Exercise input:

___

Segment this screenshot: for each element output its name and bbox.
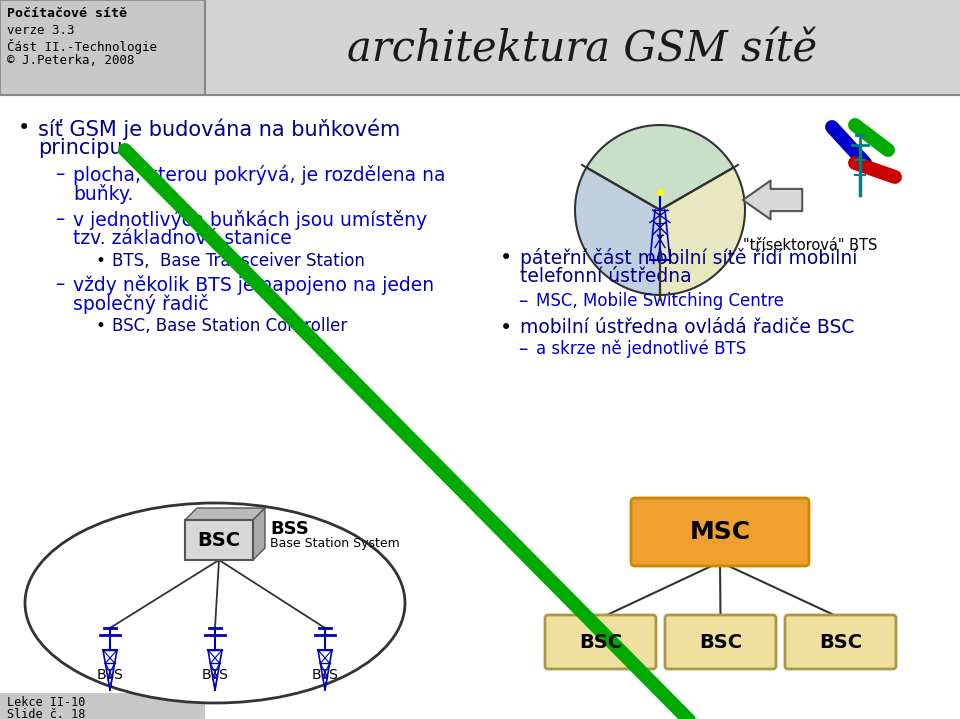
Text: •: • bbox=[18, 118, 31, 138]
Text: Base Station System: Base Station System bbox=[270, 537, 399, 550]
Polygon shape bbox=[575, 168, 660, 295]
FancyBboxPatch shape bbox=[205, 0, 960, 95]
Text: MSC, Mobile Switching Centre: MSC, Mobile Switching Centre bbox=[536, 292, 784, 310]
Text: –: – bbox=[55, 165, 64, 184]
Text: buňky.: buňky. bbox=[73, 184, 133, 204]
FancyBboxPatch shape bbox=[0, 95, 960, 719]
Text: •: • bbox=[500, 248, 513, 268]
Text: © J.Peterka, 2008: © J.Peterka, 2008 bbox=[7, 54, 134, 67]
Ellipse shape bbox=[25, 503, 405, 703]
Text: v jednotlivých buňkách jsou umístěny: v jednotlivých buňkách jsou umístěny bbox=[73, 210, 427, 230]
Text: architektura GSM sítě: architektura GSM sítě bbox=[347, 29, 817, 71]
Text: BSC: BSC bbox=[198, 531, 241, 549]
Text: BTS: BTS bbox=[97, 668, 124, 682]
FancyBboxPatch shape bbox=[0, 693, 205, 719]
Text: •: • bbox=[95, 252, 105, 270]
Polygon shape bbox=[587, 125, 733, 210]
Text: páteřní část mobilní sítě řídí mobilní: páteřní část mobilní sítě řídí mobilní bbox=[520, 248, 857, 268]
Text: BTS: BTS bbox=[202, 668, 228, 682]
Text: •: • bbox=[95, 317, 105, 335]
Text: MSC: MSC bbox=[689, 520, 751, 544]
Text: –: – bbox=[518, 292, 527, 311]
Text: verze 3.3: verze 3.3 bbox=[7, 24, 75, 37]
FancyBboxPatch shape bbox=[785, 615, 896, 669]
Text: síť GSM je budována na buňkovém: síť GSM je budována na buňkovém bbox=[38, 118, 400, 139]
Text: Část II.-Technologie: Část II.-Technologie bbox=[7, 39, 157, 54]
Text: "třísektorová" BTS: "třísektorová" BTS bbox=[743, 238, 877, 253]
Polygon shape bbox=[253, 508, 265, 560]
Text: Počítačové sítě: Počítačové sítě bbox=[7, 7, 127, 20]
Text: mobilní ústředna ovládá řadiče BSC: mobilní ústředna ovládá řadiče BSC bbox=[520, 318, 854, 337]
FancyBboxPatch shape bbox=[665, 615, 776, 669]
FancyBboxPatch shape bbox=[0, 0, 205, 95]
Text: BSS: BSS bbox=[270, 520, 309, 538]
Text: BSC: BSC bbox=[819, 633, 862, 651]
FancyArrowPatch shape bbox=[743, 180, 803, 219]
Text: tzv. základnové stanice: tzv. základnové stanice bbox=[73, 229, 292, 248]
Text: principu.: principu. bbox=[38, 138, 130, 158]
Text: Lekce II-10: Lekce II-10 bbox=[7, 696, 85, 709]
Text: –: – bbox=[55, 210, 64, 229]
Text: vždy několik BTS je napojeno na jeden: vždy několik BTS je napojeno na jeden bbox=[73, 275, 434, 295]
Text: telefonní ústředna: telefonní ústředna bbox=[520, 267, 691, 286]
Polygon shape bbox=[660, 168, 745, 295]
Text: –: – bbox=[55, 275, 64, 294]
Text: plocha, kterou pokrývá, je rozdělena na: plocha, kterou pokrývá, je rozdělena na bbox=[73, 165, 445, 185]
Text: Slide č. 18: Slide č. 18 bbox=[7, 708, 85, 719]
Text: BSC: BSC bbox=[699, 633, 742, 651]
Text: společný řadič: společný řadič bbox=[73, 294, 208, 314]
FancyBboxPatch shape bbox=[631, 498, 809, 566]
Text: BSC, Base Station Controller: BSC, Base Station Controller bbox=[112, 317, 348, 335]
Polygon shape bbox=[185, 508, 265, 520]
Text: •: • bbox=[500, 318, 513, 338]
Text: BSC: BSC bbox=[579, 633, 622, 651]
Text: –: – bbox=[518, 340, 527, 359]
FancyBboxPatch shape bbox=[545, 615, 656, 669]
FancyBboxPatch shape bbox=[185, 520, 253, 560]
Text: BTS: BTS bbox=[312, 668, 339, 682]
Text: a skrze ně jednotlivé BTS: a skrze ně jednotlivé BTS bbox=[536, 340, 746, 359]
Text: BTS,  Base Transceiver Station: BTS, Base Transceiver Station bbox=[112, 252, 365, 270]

___

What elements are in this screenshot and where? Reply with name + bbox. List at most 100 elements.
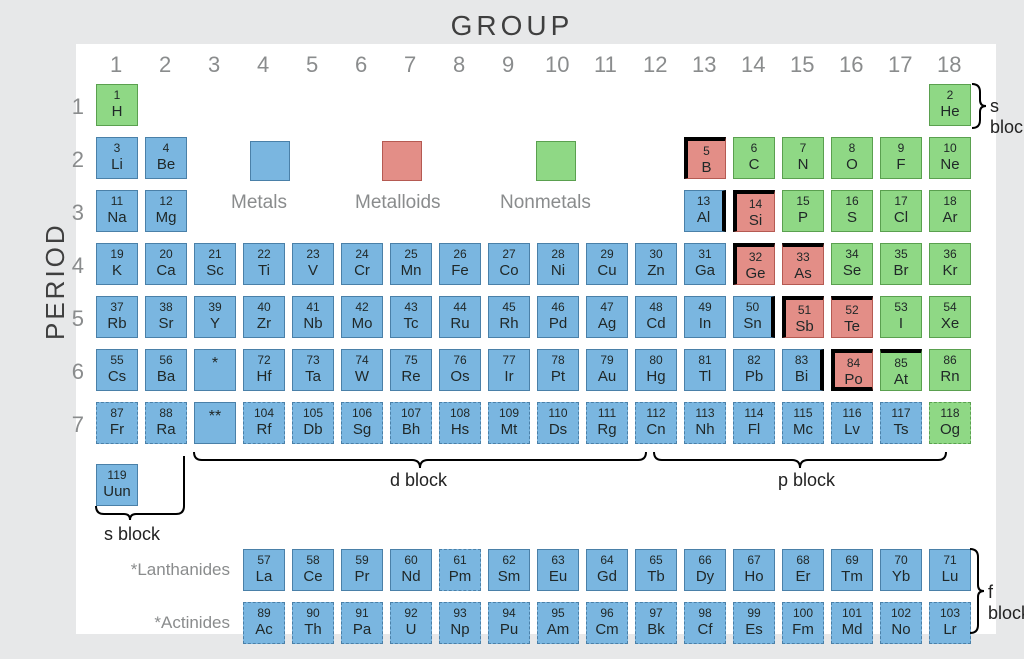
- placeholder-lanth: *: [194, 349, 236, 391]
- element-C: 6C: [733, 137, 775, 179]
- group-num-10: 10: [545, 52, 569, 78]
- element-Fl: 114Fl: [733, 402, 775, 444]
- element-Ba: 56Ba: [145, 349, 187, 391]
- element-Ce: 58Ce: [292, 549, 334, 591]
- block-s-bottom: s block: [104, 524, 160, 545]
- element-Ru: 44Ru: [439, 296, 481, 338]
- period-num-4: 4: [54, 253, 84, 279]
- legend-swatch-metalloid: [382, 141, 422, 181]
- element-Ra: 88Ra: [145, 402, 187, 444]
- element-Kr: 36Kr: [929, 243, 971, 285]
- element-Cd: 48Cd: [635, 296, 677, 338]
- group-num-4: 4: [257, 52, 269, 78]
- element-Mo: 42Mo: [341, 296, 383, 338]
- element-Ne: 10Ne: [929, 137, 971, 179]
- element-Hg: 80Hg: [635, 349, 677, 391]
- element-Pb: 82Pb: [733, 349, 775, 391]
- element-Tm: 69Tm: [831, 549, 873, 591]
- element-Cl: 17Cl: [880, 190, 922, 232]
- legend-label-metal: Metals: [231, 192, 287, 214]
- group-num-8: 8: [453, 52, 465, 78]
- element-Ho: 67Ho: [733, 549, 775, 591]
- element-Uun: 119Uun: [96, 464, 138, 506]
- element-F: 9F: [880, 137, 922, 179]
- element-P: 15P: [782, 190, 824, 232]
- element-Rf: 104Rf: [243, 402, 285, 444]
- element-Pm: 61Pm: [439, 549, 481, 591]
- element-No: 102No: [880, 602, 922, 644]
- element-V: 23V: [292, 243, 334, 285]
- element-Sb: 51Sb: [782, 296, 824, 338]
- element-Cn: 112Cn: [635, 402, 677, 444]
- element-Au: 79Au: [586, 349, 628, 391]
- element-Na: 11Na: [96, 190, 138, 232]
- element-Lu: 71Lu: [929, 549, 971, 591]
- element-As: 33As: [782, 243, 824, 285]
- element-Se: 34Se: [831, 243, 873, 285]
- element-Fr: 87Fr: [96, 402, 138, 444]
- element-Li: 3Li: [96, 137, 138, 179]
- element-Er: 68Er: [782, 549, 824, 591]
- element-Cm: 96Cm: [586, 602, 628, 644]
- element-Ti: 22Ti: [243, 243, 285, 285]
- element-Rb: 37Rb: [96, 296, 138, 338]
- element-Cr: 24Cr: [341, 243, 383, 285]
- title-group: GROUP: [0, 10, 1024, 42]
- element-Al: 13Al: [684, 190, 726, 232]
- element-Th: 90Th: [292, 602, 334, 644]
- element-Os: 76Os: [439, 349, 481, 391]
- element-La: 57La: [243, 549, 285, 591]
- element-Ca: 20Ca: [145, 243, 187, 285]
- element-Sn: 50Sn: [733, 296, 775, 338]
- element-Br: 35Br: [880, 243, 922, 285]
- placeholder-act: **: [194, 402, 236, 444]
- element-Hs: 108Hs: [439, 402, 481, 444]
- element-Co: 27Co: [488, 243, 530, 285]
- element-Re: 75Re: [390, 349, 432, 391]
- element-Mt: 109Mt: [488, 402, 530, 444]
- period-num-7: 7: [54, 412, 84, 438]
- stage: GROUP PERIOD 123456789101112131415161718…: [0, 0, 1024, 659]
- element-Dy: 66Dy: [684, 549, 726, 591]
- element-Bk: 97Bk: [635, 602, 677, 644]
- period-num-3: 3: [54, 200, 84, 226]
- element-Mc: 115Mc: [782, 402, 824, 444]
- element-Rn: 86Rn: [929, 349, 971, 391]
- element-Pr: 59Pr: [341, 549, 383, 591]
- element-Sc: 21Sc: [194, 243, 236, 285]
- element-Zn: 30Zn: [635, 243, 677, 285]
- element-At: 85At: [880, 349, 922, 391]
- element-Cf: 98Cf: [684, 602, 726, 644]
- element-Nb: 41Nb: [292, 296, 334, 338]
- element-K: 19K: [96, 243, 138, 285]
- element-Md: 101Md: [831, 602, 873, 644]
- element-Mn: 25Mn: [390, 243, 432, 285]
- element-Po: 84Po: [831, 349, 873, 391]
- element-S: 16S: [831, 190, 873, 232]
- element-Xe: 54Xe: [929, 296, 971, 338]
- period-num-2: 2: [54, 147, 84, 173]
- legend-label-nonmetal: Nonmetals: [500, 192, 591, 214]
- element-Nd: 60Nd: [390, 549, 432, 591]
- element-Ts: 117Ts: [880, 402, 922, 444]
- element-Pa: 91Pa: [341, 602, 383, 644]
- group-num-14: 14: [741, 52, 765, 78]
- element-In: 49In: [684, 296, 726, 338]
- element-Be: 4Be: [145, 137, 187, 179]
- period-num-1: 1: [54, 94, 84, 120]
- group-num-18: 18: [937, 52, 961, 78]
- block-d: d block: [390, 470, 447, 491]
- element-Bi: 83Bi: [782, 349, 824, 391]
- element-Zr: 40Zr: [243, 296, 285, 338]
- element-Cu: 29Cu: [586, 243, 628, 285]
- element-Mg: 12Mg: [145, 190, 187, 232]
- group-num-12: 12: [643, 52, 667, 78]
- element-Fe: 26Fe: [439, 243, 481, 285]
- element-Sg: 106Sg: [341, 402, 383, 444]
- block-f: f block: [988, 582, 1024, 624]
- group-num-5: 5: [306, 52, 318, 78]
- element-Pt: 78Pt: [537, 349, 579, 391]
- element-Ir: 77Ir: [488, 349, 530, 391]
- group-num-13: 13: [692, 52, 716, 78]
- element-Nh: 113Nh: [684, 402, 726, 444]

___

Exercise goal: Can you copy out every row exactly, from the one containing "- placeholder-lanth: *: [194, 349, 236, 391]" down to the one containing "- element-Rf: 104Rf: [243, 402, 285, 444]", with both of those rows included?

Worked answer:
- placeholder-lanth: *: [194, 349, 236, 391]
- element-C: 6C: [733, 137, 775, 179]
- group-num-10: 10: [545, 52, 569, 78]
- element-Fl: 114Fl: [733, 402, 775, 444]
- element-Ba: 56Ba: [145, 349, 187, 391]
- element-Ce: 58Ce: [292, 549, 334, 591]
- block-s-bottom: s block: [104, 524, 160, 545]
- element-Ru: 44Ru: [439, 296, 481, 338]
- period-num-4: 4: [54, 253, 84, 279]
- legend-swatch-metalloid: [382, 141, 422, 181]
- element-Ra: 88Ra: [145, 402, 187, 444]
- element-Kr: 36Kr: [929, 243, 971, 285]
- element-Cd: 48Cd: [635, 296, 677, 338]
- group-num-4: 4: [257, 52, 269, 78]
- element-Mo: 42Mo: [341, 296, 383, 338]
- element-Ne: 10Ne: [929, 137, 971, 179]
- element-Hg: 80Hg: [635, 349, 677, 391]
- element-Pb: 82Pb: [733, 349, 775, 391]
- element-Tm: 69Tm: [831, 549, 873, 591]
- element-Cl: 17Cl: [880, 190, 922, 232]
- legend-label-metal: Metals: [231, 192, 287, 214]
- group-num-8: 8: [453, 52, 465, 78]
- element-Ho: 67Ho: [733, 549, 775, 591]
- element-Uun: 119Uun: [96, 464, 138, 506]
- element-F: 9F: [880, 137, 922, 179]
- element-P: 15P: [782, 190, 824, 232]
- element-Rf: 104Rf: [243, 402, 285, 444]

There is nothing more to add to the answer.